WHAT IS EXPECTED: Transcribe all of the material exactly.

━━━━━━━━━━━━━━━━━━━━━━━━━━━━━━

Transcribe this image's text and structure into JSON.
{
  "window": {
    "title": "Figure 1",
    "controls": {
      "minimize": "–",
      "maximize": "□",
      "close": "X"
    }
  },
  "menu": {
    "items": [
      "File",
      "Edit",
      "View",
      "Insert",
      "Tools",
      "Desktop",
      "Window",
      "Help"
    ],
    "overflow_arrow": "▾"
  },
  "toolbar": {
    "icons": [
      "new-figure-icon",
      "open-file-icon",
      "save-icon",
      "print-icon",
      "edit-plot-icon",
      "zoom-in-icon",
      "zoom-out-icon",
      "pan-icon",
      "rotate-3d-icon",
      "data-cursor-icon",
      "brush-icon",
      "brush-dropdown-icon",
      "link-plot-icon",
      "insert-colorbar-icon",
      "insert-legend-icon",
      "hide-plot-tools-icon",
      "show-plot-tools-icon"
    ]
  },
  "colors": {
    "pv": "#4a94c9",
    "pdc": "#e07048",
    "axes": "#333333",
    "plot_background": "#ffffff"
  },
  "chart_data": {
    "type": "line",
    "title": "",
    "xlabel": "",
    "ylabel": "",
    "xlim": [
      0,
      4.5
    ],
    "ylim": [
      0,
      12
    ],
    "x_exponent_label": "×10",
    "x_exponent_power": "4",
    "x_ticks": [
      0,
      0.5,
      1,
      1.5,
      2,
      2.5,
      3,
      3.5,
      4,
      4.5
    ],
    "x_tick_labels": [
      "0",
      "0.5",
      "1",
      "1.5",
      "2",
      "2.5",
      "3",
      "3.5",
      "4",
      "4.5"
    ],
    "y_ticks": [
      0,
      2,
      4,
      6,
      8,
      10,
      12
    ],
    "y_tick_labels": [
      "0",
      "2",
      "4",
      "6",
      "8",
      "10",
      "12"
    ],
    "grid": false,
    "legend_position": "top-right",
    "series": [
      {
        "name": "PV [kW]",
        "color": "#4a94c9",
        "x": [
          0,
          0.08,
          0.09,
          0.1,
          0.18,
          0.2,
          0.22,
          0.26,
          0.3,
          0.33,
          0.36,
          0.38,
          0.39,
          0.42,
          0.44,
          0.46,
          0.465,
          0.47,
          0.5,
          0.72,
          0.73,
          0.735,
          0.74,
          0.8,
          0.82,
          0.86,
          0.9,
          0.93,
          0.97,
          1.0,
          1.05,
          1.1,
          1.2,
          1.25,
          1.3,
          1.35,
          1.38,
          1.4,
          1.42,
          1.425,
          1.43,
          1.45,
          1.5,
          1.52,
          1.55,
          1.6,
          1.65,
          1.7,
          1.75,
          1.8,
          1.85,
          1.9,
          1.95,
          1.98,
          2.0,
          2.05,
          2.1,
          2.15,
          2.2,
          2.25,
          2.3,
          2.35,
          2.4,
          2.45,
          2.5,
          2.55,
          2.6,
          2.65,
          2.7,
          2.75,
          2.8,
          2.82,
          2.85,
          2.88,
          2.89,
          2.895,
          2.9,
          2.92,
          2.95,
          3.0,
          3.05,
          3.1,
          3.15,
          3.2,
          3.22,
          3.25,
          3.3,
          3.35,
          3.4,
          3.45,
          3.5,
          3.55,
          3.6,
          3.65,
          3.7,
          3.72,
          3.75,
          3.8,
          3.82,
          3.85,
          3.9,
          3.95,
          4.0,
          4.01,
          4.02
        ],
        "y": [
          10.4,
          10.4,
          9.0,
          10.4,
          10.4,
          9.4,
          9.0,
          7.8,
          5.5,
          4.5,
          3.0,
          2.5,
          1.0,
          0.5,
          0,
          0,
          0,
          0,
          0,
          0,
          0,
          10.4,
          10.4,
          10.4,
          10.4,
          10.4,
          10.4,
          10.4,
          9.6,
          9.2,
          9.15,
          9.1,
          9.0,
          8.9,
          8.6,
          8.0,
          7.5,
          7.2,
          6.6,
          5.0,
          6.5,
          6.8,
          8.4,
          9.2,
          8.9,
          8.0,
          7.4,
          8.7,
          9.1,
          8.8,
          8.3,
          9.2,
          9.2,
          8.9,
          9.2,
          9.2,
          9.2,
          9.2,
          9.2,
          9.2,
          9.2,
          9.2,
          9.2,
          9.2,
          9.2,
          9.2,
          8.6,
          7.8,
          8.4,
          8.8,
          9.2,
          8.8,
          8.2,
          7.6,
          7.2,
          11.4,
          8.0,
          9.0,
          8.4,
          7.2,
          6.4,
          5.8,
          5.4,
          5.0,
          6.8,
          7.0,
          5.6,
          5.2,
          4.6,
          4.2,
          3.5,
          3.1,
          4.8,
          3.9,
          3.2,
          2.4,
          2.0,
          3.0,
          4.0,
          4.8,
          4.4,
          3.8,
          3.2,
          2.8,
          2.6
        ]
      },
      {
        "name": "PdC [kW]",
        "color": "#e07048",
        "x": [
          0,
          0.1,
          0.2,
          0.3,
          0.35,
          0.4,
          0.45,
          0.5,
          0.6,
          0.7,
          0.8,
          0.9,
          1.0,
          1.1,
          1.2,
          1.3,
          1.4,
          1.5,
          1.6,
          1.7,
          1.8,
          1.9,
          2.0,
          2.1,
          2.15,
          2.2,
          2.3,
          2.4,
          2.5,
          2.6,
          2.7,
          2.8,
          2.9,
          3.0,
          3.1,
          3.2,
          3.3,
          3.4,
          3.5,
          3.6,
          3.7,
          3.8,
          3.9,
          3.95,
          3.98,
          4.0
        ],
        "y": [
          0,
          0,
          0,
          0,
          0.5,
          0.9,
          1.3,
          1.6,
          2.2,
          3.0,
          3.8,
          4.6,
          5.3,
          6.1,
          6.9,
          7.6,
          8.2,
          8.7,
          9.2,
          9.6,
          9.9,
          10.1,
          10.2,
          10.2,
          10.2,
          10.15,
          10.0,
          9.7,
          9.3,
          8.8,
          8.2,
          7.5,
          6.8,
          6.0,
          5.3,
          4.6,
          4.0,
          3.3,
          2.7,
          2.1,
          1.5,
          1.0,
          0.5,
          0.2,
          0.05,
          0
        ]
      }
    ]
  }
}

━━━━━━━━━━━━━━━━━━━━━━━━━━━━━━

RESPONSE TO THIS TASK:
Transcribe this image's text and structure into JSON.
{
  "window": {
    "title": "Figure 1",
    "controls": {
      "minimize": "–",
      "maximize": "□",
      "close": "X"
    }
  },
  "menu": {
    "items": [
      "File",
      "Edit",
      "View",
      "Insert",
      "Tools",
      "Desktop",
      "Window",
      "Help"
    ],
    "overflow_arrow": "▾"
  },
  "toolbar": {
    "icons": [
      "new-figure-icon",
      "open-file-icon",
      "save-icon",
      "print-icon",
      "edit-plot-icon",
      "zoom-in-icon",
      "zoom-out-icon",
      "pan-icon",
      "rotate-3d-icon",
      "data-cursor-icon",
      "brush-icon",
      "brush-dropdown-icon",
      "link-plot-icon",
      "insert-colorbar-icon",
      "insert-legend-icon",
      "hide-plot-tools-icon",
      "show-plot-tools-icon"
    ]
  },
  "colors": {
    "pv": "#4a94c9",
    "pdc": "#e07048",
    "axes": "#333333",
    "plot_background": "#ffffff"
  },
  "chart_data": {
    "type": "line",
    "title": "",
    "xlabel": "",
    "ylabel": "",
    "xlim": [
      0,
      4.5
    ],
    "ylim": [
      0,
      12
    ],
    "x_exponent_label": "×10",
    "x_exponent_power": "4",
    "x_ticks": [
      0,
      0.5,
      1,
      1.5,
      2,
      2.5,
      3,
      3.5,
      4,
      4.5
    ],
    "x_tick_labels": [
      "0",
      "0.5",
      "1",
      "1.5",
      "2",
      "2.5",
      "3",
      "3.5",
      "4",
      "4.5"
    ],
    "y_ticks": [
      0,
      2,
      4,
      6,
      8,
      10,
      12
    ],
    "y_tick_labels": [
      "0",
      "2",
      "4",
      "6",
      "8",
      "10",
      "12"
    ],
    "grid": false,
    "legend_position": "top-right",
    "series": [
      {
        "name": "PV [kW]",
        "color": "#4a94c9",
        "x": [
          0,
          0.08,
          0.09,
          0.1,
          0.18,
          0.2,
          0.22,
          0.26,
          0.3,
          0.33,
          0.36,
          0.38,
          0.39,
          0.42,
          0.44,
          0.46,
          0.465,
          0.47,
          0.5,
          0.72,
          0.73,
          0.735,
          0.74,
          0.8,
          0.82,
          0.86,
          0.9,
          0.93,
          0.97,
          1.0,
          1.05,
          1.1,
          1.2,
          1.25,
          1.3,
          1.35,
          1.38,
          1.4,
          1.42,
          1.425,
          1.43,
          1.45,
          1.5,
          1.52,
          1.55,
          1.6,
          1.65,
          1.7,
          1.75,
          1.8,
          1.85,
          1.9,
          1.95,
          1.98,
          2.0,
          2.05,
          2.1,
          2.15,
          2.2,
          2.25,
          2.3,
          2.35,
          2.4,
          2.45,
          2.5,
          2.55,
          2.6,
          2.65,
          2.7,
          2.75,
          2.8,
          2.82,
          2.85,
          2.88,
          2.89,
          2.895,
          2.9,
          2.92,
          2.95,
          3.0,
          3.05,
          3.1,
          3.15,
          3.2,
          3.22,
          3.25,
          3.3,
          3.35,
          3.4,
          3.45,
          3.5,
          3.55,
          3.6,
          3.65,
          3.7,
          3.72,
          3.75,
          3.8,
          3.82,
          3.85,
          3.9,
          3.95,
          4.0,
          4.01,
          4.02
        ],
        "y": [
          10.4,
          10.4,
          9.0,
          10.4,
          10.4,
          9.4,
          9.0,
          7.8,
          5.5,
          4.5,
          3.0,
          2.5,
          1.0,
          0.5,
          0,
          0,
          0,
          0,
          0,
          0,
          0,
          10.4,
          10.4,
          10.4,
          10.4,
          10.4,
          10.4,
          10.4,
          9.6,
          9.2,
          9.15,
          9.1,
          9.0,
          8.9,
          8.6,
          8.0,
          7.5,
          7.2,
          6.6,
          5.0,
          6.5,
          6.8,
          8.4,
          9.2,
          8.9,
          8.0,
          7.4,
          8.7,
          9.1,
          8.8,
          8.3,
          9.2,
          9.2,
          8.9,
          9.2,
          9.2,
          9.2,
          9.2,
          9.2,
          9.2,
          9.2,
          9.2,
          9.2,
          9.2,
          9.2,
          9.2,
          8.6,
          7.8,
          8.4,
          8.8,
          9.2,
          8.8,
          8.2,
          7.6,
          7.2,
          11.4,
          8.0,
          9.0,
          8.4,
          7.2,
          6.4,
          5.8,
          5.4,
          5.0,
          6.8,
          7.0,
          5.6,
          5.2,
          4.6,
          4.2,
          3.5,
          3.1,
          4.8,
          3.9,
          3.2,
          2.4,
          2.0,
          3.0,
          4.0,
          4.8,
          4.4,
          3.8,
          3.2,
          2.8,
          2.6
        ]
      },
      {
        "name": "PdC [kW]",
        "color": "#e07048",
        "x": [
          0,
          0.1,
          0.2,
          0.3,
          0.35,
          0.4,
          0.45,
          0.5,
          0.6,
          0.7,
          0.8,
          0.9,
          1.0,
          1.1,
          1.2,
          1.3,
          1.4,
          1.5,
          1.6,
          1.7,
          1.8,
          1.9,
          2.0,
          2.1,
          2.15,
          2.2,
          2.3,
          2.4,
          2.5,
          2.6,
          2.7,
          2.8,
          2.9,
          3.0,
          3.1,
          3.2,
          3.3,
          3.4,
          3.5,
          3.6,
          3.7,
          3.8,
          3.9,
          3.95,
          3.98,
          4.0
        ],
        "y": [
          0,
          0,
          0,
          0,
          0.5,
          0.9,
          1.3,
          1.6,
          2.2,
          3.0,
          3.8,
          4.6,
          5.3,
          6.1,
          6.9,
          7.6,
          8.2,
          8.7,
          9.2,
          9.6,
          9.9,
          10.1,
          10.2,
          10.2,
          10.2,
          10.15,
          10.0,
          9.7,
          9.3,
          8.8,
          8.2,
          7.5,
          6.8,
          6.0,
          5.3,
          4.6,
          4.0,
          3.3,
          2.7,
          2.1,
          1.5,
          1.0,
          0.5,
          0.2,
          0.05,
          0
        ]
      }
    ]
  }
}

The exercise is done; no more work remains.